> _Written request_: List every line below containing "Μπαλτατζής".
[start]
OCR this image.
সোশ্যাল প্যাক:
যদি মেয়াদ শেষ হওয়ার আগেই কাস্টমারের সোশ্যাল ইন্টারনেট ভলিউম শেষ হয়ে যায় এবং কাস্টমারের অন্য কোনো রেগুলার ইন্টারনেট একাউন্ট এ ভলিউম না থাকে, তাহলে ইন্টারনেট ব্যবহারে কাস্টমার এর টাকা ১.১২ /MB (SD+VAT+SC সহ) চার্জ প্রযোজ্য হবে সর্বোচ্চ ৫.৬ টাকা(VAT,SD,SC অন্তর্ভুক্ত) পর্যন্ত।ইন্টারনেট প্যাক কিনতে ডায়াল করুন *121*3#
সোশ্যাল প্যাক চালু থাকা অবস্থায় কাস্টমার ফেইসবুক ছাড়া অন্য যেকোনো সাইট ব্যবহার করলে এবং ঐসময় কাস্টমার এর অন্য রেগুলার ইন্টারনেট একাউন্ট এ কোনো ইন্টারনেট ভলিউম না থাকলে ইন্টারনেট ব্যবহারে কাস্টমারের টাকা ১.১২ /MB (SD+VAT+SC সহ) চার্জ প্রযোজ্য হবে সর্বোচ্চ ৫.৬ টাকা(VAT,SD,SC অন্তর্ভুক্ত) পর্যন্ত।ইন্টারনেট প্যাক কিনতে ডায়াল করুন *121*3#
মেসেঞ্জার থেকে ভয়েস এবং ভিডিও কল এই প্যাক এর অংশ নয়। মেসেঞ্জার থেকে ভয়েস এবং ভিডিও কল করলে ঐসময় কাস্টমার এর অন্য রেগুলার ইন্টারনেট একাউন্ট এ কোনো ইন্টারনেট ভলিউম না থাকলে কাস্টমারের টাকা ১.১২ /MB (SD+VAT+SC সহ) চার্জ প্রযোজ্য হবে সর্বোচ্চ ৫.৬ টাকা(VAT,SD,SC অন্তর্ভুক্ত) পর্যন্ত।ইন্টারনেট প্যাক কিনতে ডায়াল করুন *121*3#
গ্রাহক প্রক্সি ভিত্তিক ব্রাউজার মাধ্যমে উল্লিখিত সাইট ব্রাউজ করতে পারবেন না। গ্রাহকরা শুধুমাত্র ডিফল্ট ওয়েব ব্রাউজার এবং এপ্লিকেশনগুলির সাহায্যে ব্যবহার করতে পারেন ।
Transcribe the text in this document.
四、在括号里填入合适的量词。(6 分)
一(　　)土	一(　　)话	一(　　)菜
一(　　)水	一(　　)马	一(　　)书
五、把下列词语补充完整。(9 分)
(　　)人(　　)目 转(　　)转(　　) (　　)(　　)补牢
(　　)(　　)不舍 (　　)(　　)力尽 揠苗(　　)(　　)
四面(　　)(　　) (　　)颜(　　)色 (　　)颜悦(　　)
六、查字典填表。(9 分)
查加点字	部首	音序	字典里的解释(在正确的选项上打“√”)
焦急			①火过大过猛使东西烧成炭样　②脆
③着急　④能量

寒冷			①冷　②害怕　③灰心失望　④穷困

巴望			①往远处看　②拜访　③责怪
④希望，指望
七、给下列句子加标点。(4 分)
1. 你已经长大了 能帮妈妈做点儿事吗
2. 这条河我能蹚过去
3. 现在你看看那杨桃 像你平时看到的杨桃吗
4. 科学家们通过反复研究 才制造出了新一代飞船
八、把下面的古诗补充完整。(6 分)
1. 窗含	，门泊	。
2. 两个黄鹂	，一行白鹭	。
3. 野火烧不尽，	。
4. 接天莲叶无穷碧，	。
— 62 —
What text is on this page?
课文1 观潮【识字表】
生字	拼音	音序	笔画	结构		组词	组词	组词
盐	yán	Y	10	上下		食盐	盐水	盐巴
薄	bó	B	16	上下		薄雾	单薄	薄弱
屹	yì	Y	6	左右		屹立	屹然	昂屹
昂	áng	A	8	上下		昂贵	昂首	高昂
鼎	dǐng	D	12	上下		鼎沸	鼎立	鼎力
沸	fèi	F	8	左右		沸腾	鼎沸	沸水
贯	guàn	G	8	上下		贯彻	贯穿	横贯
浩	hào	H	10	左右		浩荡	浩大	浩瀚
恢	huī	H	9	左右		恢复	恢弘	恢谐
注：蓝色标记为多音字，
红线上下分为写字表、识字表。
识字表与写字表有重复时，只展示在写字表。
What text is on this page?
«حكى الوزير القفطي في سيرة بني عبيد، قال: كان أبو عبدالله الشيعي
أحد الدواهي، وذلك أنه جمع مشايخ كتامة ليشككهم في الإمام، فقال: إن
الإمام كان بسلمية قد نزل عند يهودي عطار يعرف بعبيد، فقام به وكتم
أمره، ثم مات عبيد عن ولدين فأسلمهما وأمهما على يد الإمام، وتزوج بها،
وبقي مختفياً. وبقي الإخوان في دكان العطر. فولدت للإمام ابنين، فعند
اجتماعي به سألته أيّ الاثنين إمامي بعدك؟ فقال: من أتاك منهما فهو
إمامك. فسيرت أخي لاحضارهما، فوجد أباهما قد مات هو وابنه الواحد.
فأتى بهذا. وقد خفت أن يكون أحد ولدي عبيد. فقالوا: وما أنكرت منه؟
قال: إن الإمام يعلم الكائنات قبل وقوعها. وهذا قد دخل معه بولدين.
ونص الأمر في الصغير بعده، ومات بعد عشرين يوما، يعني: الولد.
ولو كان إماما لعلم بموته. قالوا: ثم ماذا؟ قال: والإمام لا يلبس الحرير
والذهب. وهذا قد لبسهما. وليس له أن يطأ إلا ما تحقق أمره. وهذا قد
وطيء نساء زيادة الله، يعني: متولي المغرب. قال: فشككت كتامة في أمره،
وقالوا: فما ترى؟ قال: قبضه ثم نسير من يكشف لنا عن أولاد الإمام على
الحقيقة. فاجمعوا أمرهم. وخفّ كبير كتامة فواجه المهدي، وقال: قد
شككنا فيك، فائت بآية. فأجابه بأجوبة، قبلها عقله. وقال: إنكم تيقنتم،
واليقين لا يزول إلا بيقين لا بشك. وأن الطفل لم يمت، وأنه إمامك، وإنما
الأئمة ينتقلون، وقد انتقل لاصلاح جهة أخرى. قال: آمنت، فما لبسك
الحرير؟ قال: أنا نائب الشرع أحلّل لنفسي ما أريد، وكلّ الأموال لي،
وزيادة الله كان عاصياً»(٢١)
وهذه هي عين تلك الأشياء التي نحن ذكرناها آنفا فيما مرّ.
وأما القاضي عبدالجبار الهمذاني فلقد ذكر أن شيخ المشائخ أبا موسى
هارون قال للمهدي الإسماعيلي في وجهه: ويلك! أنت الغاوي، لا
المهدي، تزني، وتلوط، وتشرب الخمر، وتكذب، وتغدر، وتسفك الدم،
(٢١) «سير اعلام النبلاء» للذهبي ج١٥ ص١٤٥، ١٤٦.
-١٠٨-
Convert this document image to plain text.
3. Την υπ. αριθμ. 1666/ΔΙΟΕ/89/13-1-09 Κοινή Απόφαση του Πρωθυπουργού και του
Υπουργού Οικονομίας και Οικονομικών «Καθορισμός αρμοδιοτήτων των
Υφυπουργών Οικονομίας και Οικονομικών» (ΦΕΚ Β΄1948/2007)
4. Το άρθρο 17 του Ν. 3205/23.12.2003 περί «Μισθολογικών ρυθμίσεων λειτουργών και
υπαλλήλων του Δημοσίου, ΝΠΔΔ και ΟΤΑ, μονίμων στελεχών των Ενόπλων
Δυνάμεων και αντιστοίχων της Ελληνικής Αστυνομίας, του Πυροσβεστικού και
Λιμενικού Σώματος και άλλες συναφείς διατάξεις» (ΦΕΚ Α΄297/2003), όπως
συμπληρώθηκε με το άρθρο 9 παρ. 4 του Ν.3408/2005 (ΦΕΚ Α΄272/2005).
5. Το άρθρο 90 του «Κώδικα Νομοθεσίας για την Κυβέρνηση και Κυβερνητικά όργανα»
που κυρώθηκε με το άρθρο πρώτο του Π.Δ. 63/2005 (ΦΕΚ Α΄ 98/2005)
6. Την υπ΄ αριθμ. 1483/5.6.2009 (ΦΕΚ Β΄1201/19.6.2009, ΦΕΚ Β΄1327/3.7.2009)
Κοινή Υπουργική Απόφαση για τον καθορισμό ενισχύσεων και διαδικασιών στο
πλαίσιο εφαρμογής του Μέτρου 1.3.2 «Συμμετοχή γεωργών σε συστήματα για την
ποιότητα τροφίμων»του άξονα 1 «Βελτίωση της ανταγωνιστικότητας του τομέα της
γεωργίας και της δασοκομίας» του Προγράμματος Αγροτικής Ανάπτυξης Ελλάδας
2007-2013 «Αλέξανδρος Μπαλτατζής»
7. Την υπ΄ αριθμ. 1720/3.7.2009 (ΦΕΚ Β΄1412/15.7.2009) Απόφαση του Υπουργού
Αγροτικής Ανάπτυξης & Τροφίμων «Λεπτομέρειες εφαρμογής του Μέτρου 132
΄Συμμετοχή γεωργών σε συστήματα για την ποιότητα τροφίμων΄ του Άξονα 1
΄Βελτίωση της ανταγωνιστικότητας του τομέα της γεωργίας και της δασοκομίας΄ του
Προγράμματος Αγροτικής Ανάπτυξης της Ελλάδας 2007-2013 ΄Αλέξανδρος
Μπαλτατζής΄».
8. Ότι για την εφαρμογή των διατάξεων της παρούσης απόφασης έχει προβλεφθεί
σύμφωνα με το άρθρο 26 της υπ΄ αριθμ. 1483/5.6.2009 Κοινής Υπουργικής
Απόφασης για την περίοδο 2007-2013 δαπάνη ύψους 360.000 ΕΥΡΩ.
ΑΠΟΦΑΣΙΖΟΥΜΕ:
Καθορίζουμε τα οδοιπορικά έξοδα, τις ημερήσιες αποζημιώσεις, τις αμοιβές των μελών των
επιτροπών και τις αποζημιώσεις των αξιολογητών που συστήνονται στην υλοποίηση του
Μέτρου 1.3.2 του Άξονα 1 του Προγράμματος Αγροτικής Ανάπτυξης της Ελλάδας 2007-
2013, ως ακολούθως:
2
[end]
> _Solution_:
2007-2013 «Αλέξανδρος Μπαλτατζής»
Μπαλτατζής΄».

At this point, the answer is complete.